PROBLEM REQUIREMENTS: Would you return every line of the entries below unchanged, character for character?

Dataset records:
■ ■ ■ ■ ■ ■ ■

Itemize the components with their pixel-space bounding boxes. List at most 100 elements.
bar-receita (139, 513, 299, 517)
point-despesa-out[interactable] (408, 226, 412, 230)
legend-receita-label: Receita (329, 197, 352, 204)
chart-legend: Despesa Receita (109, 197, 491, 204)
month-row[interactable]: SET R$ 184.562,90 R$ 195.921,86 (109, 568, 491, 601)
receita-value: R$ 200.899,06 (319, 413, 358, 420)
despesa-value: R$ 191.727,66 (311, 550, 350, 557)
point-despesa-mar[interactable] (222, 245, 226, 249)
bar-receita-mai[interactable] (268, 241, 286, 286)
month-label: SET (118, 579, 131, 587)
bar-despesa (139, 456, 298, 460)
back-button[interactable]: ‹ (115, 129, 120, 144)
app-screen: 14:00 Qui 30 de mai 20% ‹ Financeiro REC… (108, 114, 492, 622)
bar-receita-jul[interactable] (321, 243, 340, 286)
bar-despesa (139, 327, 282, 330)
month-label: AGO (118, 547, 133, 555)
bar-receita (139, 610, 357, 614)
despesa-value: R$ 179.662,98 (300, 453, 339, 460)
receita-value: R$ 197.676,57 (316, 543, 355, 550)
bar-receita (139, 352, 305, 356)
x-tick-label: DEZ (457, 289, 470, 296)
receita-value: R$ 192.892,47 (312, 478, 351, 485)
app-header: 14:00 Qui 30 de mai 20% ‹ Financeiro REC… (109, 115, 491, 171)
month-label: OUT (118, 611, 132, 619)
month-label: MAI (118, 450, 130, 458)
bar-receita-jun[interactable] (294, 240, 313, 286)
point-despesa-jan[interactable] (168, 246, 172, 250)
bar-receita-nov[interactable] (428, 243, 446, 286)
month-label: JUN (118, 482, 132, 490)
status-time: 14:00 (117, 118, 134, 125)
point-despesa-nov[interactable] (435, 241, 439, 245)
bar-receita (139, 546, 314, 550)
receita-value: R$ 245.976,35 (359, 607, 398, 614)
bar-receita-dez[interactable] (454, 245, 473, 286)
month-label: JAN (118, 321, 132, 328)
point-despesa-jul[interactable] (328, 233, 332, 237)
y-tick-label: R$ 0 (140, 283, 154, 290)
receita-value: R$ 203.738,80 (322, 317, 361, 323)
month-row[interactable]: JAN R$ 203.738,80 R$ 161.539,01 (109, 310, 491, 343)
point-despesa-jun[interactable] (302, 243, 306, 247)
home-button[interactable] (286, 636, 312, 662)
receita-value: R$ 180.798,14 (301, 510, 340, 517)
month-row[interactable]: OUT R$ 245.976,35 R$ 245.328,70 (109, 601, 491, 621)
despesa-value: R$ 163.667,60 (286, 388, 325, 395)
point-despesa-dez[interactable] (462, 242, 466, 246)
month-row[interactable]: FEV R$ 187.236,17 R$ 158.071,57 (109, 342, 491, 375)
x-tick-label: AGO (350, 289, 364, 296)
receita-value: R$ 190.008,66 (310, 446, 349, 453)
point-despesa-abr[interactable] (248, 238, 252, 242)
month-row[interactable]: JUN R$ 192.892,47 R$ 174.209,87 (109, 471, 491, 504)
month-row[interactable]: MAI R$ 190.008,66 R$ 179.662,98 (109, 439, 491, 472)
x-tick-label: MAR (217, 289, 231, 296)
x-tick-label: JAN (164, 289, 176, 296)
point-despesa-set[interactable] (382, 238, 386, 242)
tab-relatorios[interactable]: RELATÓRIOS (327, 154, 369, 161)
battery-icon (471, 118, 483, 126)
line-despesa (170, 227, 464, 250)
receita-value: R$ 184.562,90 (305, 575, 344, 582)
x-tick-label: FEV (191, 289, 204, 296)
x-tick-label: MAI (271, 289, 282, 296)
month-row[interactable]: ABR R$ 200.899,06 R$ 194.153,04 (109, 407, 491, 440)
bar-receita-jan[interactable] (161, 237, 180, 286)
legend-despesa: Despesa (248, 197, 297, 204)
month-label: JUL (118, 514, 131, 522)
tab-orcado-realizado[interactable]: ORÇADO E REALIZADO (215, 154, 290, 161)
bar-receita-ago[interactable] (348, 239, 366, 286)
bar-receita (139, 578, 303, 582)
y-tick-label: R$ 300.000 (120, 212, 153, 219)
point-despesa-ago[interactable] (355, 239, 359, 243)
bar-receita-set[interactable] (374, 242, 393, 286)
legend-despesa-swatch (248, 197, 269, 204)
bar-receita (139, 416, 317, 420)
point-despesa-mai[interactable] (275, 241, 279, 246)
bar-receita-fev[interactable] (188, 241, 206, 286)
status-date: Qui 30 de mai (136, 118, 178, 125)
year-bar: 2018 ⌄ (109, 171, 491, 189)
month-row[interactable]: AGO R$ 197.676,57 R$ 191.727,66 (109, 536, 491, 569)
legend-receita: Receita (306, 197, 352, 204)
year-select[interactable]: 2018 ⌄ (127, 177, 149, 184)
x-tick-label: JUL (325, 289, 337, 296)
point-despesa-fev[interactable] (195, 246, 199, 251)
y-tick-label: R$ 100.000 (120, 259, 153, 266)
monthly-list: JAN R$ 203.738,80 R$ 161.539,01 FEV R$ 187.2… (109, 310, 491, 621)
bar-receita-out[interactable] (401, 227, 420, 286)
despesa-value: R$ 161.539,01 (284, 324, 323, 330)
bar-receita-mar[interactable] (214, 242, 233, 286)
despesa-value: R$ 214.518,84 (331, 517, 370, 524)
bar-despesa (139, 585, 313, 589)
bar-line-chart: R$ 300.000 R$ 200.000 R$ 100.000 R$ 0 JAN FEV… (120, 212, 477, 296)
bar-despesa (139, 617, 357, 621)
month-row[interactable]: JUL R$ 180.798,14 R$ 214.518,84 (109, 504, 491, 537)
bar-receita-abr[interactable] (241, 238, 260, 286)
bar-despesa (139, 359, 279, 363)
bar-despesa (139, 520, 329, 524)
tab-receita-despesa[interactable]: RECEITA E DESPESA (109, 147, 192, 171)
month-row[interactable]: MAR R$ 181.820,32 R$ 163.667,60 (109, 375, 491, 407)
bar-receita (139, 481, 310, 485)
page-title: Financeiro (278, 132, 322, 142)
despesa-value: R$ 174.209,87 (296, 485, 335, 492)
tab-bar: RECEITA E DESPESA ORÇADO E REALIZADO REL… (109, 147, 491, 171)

■ ■ ■ ■ ■ ■ ■

ANSWER BELOW:
Itemize the components with their pixel-space bounding boxes. List at most 100 elements.
bar-receita (139, 513, 299, 517)
point-despesa-out[interactable] (408, 226, 412, 230)
legend-receita-label: Receita (329, 197, 352, 204)
chart-legend: Despesa Receita (109, 197, 491, 204)
month-row[interactable]: SET R$ 184.562,90 R$ 195.921,86 (109, 568, 491, 601)
receita-value: R$ 200.899,06 (319, 413, 358, 420)
despesa-value: R$ 191.727,66 (311, 550, 350, 557)
point-despesa-mar[interactable] (222, 245, 226, 249)
bar-receita-mai[interactable] (268, 241, 286, 286)
month-label: SET (118, 579, 131, 587)
bar-despesa (139, 456, 298, 460)
back-button[interactable]: ‹ (115, 129, 120, 144)
app-screen: 14:00 Qui 30 de mai 20% ‹ Financeiro REC… (108, 114, 492, 622)
bar-receita-jul[interactable] (321, 243, 340, 286)
bar-despesa (139, 327, 282, 330)
month-label: AGO (118, 547, 133, 555)
bar-receita (139, 610, 357, 614)
despesa-value: R$ 179.662,98 (300, 453, 339, 460)
receita-value: R$ 197.676,57 (316, 543, 355, 550)
bar-receita (139, 352, 305, 356)
x-tick-label: DEZ (457, 289, 470, 296)
receita-value: R$ 192.892,47 (312, 478, 351, 485)
app-header: 14:00 Qui 30 de mai 20% ‹ Financeiro REC… (109, 115, 491, 171)
month-label: OUT (118, 611, 132, 619)
month-label: MAI (118, 450, 130, 458)
bar-receita-jun[interactable] (294, 240, 313, 286)
point-despesa-jan[interactable] (168, 246, 172, 250)
bar-receita-nov[interactable] (428, 243, 446, 286)
month-label: JUN (118, 482, 132, 490)
status-time: 14:00 (117, 118, 134, 125)
point-despesa-nov[interactable] (435, 241, 439, 245)
bar-receita (139, 546, 314, 550)
receita-value: R$ 245.976,35 (359, 607, 398, 614)
bar-receita-dez[interactable] (454, 245, 473, 286)
month-label: JAN (118, 321, 132, 328)
point-despesa-jul[interactable] (328, 233, 332, 237)
y-tick-label: R$ 0 (140, 283, 154, 290)
receita-value: R$ 203.738,80 (322, 317, 361, 323)
month-row[interactable]: JAN R$ 203.738,80 R$ 161.539,01 (109, 310, 491, 343)
point-despesa-jun[interactable] (302, 243, 306, 247)
home-button[interactable] (286, 636, 312, 662)
receita-value: R$ 180.798,14 (301, 510, 340, 517)
month-row[interactable]: OUT R$ 245.976,35 R$ 245.328,70 (109, 601, 491, 621)
despesa-value: R$ 163.667,60 (286, 388, 325, 395)
point-despesa-dez[interactable] (462, 242, 466, 246)
month-row[interactable]: FEV R$ 187.236,17 R$ 158.071,57 (109, 342, 491, 375)
x-tick-label: AGO (350, 289, 364, 296)
receita-value: R$ 190.008,66 (310, 446, 349, 453)
point-despesa-abr[interactable] (248, 238, 252, 242)
month-row[interactable]: JUN R$ 192.892,47 R$ 174.209,87 (109, 471, 491, 504)
month-row[interactable]: MAI R$ 190.008,66 R$ 179.662,98 (109, 439, 491, 472)
x-tick-label: MAR (217, 289, 231, 296)
x-tick-label: JAN (164, 289, 176, 296)
point-despesa-set[interactable] (382, 238, 386, 242)
tab-relatorios[interactable]: RELATÓRIOS (327, 154, 369, 161)
battery-icon (471, 118, 483, 126)
line-despesa (170, 227, 464, 250)
receita-value: R$ 184.562,90 (305, 575, 344, 582)
x-tick-label: FEV (191, 289, 204, 296)
x-tick-label: MAI (271, 289, 282, 296)
month-row[interactable]: ABR R$ 200.899,06 R$ 194.153,04 (109, 407, 491, 440)
bar-receita-jan[interactable] (161, 237, 180, 286)
legend-despesa: Despesa (248, 197, 297, 204)
month-label: JUL (118, 514, 131, 522)
tab-orcado-realizado[interactable]: ORÇADO E REALIZADO (215, 154, 290, 161)
bar-receita-ago[interactable] (348, 239, 366, 286)
bar-receita (139, 578, 303, 582)
y-tick-label: R$ 300.000 (120, 212, 153, 219)
point-despesa-ago[interactable] (355, 239, 359, 243)
bar-receita-set[interactable] (374, 242, 393, 286)
legend-despesa-swatch (248, 197, 269, 204)
bar-receita (139, 416, 317, 420)
point-despesa-mai[interactable] (275, 241, 279, 246)
bar-receita-fev[interactable] (188, 241, 206, 286)
status-date: Qui 30 de mai (136, 118, 178, 125)
year-bar: 2018 ⌄ (109, 171, 491, 189)
month-row[interactable]: AGO R$ 197.676,57 R$ 191.727,66 (109, 536, 491, 569)
legend-receita: Receita (306, 197, 352, 204)
year-select[interactable]: 2018 ⌄ (127, 177, 149, 184)
x-tick-label: JUL (325, 289, 337, 296)
point-despesa-fev[interactable] (195, 246, 199, 251)
y-tick-label: R$ 100.000 (120, 259, 153, 266)
monthly-list: JAN R$ 203.738,80 R$ 161.539,01 FEV R$ 187.2… (109, 310, 491, 621)
bar-receita-out[interactable] (401, 227, 420, 286)
despesa-value: R$ 161.539,01 (284, 324, 323, 330)
bar-receita-mar[interactable] (214, 242, 233, 286)
despesa-value: R$ 214.518,84 (331, 517, 370, 524)
bar-despesa (139, 585, 313, 589)
bar-line-chart: R$ 300.000 R$ 200.000 R$ 100.000 R$ 0 JAN FEV… (120, 212, 477, 296)
bar-despesa (139, 617, 357, 621)
month-row[interactable]: JUL R$ 180.798,14 R$ 214.518,84 (109, 504, 491, 537)
bar-receita-abr[interactable] (241, 238, 260, 286)
bar-despesa (139, 359, 279, 363)
bar-despesa (139, 520, 329, 524)
tab-receita-despesa[interactable]: RECEITA E DESPESA (109, 147, 192, 171)
month-row[interactable]: MAR R$ 181.820,32 R$ 163.667,60 (109, 375, 491, 407)
bar-receita (139, 481, 310, 485)
page-title: Financeiro (278, 132, 322, 142)
despesa-value: R$ 174.209,87 (296, 485, 335, 492)
tab-bar: RECEITA E DESPESA ORÇADO E REALIZADO REL… (109, 147, 491, 171)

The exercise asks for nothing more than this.